## EXERCISE PROMPT
Select lines where the word "city" appears.

Extracted data entries:
****************

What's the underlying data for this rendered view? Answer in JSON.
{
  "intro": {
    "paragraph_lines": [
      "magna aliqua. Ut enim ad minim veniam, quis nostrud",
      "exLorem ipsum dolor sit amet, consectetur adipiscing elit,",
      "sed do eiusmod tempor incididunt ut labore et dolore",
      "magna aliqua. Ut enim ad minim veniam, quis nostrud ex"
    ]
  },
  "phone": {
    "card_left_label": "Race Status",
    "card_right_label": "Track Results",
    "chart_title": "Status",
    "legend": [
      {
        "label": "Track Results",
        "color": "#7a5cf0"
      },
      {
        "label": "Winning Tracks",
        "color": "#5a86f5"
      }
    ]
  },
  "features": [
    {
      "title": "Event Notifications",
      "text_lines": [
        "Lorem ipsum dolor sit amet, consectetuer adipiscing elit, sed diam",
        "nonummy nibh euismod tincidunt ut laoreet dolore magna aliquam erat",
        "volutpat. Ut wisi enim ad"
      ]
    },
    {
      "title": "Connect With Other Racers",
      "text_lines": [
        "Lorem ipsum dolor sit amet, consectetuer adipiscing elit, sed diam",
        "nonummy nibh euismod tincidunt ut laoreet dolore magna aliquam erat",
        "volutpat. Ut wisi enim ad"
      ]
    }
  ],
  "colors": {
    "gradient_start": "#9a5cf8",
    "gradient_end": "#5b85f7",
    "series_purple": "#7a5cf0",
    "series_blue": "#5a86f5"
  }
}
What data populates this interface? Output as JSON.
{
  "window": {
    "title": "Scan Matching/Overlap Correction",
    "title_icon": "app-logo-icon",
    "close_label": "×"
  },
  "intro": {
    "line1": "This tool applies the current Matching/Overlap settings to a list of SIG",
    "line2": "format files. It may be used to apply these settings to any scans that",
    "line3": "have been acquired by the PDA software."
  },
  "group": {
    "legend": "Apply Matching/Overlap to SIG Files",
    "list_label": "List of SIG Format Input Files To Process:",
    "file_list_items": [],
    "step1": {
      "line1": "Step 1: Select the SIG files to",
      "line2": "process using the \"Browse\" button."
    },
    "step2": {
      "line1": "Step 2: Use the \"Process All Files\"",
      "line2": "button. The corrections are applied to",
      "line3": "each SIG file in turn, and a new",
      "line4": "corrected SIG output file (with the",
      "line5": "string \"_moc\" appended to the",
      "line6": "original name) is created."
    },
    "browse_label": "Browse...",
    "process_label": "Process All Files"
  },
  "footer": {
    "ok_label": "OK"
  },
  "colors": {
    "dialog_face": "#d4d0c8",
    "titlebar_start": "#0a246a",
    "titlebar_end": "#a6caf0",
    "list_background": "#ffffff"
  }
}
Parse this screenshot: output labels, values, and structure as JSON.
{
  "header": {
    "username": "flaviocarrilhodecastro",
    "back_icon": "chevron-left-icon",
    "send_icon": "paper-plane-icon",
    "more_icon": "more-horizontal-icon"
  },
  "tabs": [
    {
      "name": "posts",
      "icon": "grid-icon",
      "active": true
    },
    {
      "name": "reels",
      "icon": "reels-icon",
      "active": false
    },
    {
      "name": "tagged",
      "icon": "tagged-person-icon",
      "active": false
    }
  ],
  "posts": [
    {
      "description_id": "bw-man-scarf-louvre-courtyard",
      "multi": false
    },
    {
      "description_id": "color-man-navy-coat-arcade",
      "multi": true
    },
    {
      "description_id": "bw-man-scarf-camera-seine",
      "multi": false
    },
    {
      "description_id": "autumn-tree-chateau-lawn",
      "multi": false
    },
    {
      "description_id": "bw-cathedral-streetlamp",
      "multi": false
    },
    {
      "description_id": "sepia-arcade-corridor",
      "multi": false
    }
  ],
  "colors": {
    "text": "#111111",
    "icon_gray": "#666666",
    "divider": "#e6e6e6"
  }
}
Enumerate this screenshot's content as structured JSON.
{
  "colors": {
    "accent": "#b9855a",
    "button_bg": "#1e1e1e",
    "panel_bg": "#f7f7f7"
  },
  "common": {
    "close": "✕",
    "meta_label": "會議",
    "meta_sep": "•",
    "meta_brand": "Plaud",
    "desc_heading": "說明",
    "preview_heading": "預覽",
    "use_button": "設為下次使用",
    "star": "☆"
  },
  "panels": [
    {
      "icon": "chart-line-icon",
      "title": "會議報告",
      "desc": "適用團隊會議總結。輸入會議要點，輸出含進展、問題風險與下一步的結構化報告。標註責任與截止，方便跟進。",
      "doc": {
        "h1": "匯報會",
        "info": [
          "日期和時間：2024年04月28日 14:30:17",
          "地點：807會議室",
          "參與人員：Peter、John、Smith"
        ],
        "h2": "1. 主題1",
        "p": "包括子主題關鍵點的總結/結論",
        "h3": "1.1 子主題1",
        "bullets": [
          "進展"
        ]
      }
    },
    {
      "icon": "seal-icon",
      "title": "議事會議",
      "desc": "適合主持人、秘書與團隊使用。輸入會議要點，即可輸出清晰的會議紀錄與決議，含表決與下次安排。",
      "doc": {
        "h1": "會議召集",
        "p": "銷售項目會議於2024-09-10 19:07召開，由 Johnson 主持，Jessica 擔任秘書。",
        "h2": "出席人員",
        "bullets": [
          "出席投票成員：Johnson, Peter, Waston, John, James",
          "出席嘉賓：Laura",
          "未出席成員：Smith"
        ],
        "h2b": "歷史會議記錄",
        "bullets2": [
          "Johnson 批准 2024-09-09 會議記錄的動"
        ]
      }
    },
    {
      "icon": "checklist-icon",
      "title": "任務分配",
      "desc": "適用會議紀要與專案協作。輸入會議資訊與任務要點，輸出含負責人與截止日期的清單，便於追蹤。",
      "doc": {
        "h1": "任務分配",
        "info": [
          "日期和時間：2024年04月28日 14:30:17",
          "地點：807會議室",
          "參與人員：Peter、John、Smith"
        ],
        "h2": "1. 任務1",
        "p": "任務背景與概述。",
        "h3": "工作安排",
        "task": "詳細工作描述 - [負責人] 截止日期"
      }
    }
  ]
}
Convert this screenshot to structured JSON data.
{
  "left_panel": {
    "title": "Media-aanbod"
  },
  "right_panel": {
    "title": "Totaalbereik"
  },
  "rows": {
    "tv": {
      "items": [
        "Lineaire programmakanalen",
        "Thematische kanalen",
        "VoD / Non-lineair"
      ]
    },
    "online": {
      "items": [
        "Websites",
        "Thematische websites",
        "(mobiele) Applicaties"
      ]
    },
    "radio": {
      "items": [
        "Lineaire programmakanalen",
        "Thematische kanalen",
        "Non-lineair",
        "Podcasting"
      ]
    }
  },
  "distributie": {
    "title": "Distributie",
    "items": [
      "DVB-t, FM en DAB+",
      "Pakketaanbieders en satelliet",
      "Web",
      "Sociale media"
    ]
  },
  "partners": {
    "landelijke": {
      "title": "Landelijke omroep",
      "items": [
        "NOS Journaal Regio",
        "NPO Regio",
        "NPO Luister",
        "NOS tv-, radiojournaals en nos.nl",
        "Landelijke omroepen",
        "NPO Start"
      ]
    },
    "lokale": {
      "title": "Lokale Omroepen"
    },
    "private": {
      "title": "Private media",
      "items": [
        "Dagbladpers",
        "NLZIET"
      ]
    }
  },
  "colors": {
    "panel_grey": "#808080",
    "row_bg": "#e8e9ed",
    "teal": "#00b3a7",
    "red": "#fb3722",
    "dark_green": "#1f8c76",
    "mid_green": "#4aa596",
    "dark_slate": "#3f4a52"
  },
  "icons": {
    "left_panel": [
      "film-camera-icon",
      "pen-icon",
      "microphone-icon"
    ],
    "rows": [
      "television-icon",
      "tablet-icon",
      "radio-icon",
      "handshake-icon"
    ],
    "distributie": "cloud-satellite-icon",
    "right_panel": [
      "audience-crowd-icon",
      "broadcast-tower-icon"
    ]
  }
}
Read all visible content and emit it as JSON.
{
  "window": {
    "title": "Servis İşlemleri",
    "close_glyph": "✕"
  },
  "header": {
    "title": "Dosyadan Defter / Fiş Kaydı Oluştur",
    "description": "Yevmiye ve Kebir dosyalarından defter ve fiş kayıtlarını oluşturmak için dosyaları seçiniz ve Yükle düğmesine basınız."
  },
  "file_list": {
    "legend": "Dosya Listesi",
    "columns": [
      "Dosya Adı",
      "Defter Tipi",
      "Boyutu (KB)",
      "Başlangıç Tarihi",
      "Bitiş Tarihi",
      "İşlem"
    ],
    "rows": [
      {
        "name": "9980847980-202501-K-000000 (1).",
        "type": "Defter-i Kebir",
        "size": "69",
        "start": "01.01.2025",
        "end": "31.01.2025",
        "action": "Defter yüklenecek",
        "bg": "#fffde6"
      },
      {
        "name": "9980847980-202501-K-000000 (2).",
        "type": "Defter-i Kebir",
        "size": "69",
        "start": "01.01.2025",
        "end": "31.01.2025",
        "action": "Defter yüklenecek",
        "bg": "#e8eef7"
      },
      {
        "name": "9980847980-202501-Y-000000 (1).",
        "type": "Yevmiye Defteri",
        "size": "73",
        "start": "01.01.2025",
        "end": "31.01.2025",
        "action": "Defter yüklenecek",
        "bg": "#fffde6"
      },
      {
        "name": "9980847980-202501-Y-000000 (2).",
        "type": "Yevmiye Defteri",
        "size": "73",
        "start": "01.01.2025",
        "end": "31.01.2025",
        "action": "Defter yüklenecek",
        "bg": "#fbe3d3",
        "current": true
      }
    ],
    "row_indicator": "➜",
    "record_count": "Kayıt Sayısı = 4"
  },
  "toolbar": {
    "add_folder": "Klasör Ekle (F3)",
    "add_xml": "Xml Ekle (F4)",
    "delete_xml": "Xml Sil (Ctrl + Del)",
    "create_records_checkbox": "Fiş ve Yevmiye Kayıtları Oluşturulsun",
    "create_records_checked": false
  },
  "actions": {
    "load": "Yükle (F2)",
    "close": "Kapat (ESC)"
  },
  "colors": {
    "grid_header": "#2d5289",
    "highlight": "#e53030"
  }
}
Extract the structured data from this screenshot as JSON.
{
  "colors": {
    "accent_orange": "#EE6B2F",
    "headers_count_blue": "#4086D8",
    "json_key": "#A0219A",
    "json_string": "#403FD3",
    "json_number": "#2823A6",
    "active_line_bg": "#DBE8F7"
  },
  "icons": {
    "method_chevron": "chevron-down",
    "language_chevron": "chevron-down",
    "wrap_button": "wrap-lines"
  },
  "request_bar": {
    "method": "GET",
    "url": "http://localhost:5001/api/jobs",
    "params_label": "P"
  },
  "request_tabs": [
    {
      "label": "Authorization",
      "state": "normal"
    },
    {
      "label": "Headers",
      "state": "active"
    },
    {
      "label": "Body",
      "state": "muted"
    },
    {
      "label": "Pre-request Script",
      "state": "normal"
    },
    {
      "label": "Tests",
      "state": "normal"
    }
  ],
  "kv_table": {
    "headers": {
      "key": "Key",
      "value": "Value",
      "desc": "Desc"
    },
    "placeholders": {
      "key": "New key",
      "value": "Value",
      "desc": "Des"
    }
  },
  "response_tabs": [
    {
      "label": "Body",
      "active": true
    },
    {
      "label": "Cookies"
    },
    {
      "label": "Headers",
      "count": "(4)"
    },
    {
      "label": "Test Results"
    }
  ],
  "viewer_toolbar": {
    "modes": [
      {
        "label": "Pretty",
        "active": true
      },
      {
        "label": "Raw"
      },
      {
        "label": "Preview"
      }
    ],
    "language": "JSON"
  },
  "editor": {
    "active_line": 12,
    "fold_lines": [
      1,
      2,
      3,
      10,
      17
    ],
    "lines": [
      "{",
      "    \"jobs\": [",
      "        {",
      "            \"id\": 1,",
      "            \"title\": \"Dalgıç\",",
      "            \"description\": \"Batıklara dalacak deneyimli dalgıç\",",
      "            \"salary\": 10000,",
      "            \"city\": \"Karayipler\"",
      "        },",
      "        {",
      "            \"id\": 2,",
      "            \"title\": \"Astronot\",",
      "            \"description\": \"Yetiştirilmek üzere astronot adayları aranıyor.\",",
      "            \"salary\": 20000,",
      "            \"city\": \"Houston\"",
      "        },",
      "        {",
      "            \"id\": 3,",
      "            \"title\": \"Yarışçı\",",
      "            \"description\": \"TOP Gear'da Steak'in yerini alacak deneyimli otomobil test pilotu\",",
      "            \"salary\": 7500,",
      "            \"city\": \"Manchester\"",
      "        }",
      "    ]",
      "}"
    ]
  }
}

****************

## EXERCISE OUTPUT
      "            \"city\": \"Karayipler\"",
      "            \"city\": \"Houston\"",
      "            \"city\": \"Manchester\"",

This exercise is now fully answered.